> **TASK DESCRIPTION**
Below are some records; retype all of them exactly.

> **DATA RECORDS**
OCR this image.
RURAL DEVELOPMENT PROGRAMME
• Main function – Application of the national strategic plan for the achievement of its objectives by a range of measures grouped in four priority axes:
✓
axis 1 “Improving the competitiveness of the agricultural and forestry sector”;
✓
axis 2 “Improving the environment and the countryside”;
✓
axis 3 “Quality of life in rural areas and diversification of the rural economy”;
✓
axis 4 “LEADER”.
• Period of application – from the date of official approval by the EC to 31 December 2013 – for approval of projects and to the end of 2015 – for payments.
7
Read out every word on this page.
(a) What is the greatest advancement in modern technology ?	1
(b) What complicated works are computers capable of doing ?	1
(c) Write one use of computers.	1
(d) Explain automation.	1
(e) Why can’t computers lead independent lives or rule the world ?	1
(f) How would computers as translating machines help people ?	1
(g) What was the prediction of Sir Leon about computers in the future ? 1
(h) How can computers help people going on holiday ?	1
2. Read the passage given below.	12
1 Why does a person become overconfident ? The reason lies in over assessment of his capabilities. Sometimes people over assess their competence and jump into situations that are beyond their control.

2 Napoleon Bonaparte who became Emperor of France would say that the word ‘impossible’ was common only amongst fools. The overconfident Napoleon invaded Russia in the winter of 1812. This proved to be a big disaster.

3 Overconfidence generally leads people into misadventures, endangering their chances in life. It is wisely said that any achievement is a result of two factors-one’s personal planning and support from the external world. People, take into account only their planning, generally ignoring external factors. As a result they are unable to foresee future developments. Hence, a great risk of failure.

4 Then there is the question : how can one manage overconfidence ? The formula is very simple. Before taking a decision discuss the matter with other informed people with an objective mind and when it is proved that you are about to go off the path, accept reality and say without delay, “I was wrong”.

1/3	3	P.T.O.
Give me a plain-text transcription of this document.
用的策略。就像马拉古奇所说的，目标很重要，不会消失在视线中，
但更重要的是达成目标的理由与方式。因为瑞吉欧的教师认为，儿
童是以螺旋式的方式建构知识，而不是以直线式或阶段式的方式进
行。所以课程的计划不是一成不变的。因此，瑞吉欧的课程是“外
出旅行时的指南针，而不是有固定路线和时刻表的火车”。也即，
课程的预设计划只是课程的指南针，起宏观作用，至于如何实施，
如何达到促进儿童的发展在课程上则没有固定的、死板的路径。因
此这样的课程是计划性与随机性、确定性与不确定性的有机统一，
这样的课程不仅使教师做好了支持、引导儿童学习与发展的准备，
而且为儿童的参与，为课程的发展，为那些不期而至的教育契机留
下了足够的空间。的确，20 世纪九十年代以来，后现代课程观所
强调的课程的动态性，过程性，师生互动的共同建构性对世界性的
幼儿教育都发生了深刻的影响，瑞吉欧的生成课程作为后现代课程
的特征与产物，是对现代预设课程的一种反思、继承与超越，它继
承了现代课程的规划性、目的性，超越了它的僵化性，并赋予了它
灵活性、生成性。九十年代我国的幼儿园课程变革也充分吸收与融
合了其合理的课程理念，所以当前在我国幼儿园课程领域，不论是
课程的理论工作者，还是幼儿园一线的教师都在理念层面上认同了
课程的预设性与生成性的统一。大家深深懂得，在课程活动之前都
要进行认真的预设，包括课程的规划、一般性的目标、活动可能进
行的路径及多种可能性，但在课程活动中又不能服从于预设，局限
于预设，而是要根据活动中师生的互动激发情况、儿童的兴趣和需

> **CORRECT OUTPUT**
OCR this image.
RURAL DEVELOPMENT PROGRAMME
• Main function – Application of the national strategic plan for the achievement of its objectives by a range of measures grouped in four priority axes:
✓
axis 1 “Improving the competitiveness of the agricultural and forestry sector”;
✓
axis 2 “Improving the environment and the countryside”;
✓
axis 3 “Quality of life in rural areas and diversification of the rural economy”;
✓
axis 4 “LEADER”.
• Period of application – from the date of official approval by the EC to 31 December 2013 – for approval of projects and to the end of 2015 – for payments.
7
Read out every word on this page.
(a) What is the greatest advancement in modern technology ?	1
(b) What complicated works are computers capable of doing ?	1
(c) Write one use of computers.	1
(d) Explain automation.	1
(e) Why can’t computers lead independent lives or rule the world ?	1
(f) How would computers as translating machines help people ?	1
(g) What was the prediction of Sir Leon about computers in the future ? 1
(h) How can computers help people going on holiday ?	1
2. Read the passage given below.	12
1 Why does a person become overconfident ? The reason lies in over assessment of his capabilities. Sometimes people over assess their competence and jump into situations that are beyond their control.

2 Napoleon Bonaparte who became Emperor of France would say that the word ‘impossible’ was common only amongst fools. The overconfident Napoleon invaded Russia in the winter of 1812. This proved to be a big disaster.

3 Overconfidence generally leads people into misadventures, endangering their chances in life. It is wisely said that any achievement is a result of two factors-one’s personal planning and support from the external world. People, take into account only their planning, generally ignoring external factors. As a result they are unable to foresee future developments. Hence, a great risk of failure.

4 Then there is the question : how can one manage overconfidence ? The formula is very simple. Before taking a decision discuss the matter with other informed people with an objective mind and when it is proved that you are about to go off the path, accept reality and say without delay, “I was wrong”.

1/3	3	P.T.O.
Give me a plain-text transcription of this document.
用的策略。就像马拉古奇所说的，目标很重要，不会消失在视线中，
但更重要的是达成目标的理由与方式。因为瑞吉欧的教师认为，儿
童是以螺旋式的方式建构知识，而不是以直线式或阶段式的方式进
行。所以课程的计划不是一成不变的。因此，瑞吉欧的课程是“外
出旅行时的指南针，而不是有固定路线和时刻表的火车”。也即，
课程的预设计划只是课程的指南针，起宏观作用，至于如何实施，
如何达到促进儿童的发展在课程上则没有固定的、死板的路径。因
此这样的课程是计划性与随机性、确定性与不确定性的有机统一，
这样的课程不仅使教师做好了支持、引导儿童学习与发展的准备，
而且为儿童的参与，为课程的发展，为那些不期而至的教育契机留
下了足够的空间。的确，20 世纪九十年代以来，后现代课程观所
强调的课程的动态性，过程性，师生互动的共同建构性对世界性的
幼儿教育都发生了深刻的影响，瑞吉欧的生成课程作为后现代课程
的特征与产物，是对现代预设课程的一种反思、继承与超越，它继
承了现代课程的规划性、目的性，超越了它的僵化性，并赋予了它
灵活性、生成性。九十年代我国的幼儿园课程变革也充分吸收与融
合了其合理的课程理念，所以当前在我国幼儿园课程领域，不论是
课程的理论工作者，还是幼儿园一线的教师都在理念层面上认同了
课程的预设性与生成性的统一。大家深深懂得，在课程活动之前都
要进行认真的预设，包括课程的规划、一般性的目标、活动可能进
行的路径及多种可能性，但在课程活动中又不能服从于预设，局限
于预设，而是要根据活动中师生的互动激发情况、儿童的兴趣和需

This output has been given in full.